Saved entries

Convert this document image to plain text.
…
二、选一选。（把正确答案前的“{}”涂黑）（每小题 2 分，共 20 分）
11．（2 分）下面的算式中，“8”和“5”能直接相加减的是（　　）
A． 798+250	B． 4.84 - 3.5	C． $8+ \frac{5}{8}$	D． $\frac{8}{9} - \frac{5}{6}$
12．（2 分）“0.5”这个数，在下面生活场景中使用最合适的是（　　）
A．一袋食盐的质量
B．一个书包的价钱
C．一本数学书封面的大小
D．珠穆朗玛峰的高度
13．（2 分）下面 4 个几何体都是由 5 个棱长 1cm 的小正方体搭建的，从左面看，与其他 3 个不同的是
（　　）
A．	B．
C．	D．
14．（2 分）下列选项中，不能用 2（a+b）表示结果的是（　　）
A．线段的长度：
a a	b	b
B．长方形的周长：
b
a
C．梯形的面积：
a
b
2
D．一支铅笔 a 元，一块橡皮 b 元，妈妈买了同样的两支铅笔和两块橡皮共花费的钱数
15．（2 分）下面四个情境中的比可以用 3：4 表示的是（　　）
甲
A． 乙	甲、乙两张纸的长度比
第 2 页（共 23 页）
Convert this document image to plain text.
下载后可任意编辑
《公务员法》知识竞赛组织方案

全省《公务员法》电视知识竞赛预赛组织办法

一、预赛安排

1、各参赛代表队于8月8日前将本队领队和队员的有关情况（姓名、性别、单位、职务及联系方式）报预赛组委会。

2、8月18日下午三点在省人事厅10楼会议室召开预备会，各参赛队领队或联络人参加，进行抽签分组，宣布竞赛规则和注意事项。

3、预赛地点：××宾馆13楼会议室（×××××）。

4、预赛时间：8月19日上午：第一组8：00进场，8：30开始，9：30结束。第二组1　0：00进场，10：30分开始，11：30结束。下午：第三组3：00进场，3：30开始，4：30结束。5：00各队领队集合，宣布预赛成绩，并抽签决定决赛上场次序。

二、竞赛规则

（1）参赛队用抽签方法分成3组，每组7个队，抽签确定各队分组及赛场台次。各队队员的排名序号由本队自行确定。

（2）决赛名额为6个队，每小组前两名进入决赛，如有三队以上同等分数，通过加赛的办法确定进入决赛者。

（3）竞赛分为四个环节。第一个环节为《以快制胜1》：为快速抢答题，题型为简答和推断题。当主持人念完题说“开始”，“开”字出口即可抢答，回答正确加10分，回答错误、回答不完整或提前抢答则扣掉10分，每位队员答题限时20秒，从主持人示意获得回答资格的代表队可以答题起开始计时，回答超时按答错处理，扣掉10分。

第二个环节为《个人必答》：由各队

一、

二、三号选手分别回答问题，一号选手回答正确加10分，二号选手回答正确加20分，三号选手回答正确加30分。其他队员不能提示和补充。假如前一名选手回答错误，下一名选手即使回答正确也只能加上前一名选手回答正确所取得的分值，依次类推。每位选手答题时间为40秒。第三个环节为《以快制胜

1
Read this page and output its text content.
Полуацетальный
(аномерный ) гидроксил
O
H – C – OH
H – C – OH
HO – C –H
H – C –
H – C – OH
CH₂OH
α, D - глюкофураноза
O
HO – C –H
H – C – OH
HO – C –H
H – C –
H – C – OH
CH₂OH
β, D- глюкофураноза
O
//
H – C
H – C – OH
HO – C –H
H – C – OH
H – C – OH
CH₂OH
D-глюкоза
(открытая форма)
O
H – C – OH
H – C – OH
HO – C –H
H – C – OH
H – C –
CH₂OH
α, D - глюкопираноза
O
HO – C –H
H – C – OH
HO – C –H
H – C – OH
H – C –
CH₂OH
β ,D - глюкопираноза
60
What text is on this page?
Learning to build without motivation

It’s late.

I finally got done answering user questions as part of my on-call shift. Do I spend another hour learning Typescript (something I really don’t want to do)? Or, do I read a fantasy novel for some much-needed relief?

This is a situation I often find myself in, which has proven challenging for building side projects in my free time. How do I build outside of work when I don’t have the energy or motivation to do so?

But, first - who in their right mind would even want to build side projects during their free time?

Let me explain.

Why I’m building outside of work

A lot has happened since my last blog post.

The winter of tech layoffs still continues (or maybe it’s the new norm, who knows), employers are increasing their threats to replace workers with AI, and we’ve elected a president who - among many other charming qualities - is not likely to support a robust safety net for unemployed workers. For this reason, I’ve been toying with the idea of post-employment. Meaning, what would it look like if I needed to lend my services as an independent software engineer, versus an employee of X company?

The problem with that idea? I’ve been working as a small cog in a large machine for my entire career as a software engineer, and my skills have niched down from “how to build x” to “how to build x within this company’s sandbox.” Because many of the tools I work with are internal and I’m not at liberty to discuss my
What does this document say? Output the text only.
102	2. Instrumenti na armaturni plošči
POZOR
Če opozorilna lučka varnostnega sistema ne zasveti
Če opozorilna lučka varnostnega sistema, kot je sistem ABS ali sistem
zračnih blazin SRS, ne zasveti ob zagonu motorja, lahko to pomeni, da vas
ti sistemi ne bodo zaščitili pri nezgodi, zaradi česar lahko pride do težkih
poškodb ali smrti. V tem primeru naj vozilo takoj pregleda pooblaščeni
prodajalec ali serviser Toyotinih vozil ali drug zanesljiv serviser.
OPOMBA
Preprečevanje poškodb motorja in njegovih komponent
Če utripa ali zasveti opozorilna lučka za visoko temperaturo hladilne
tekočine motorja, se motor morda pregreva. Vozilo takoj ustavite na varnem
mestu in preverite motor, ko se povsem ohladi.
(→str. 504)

§ **Problem**: Pick out and copy every line that contains the word "公务员法".

§ **Result of the task**:
《公务员法》知识竞赛组织方案
全省《公务员法》电视知识竞赛预赛组织办法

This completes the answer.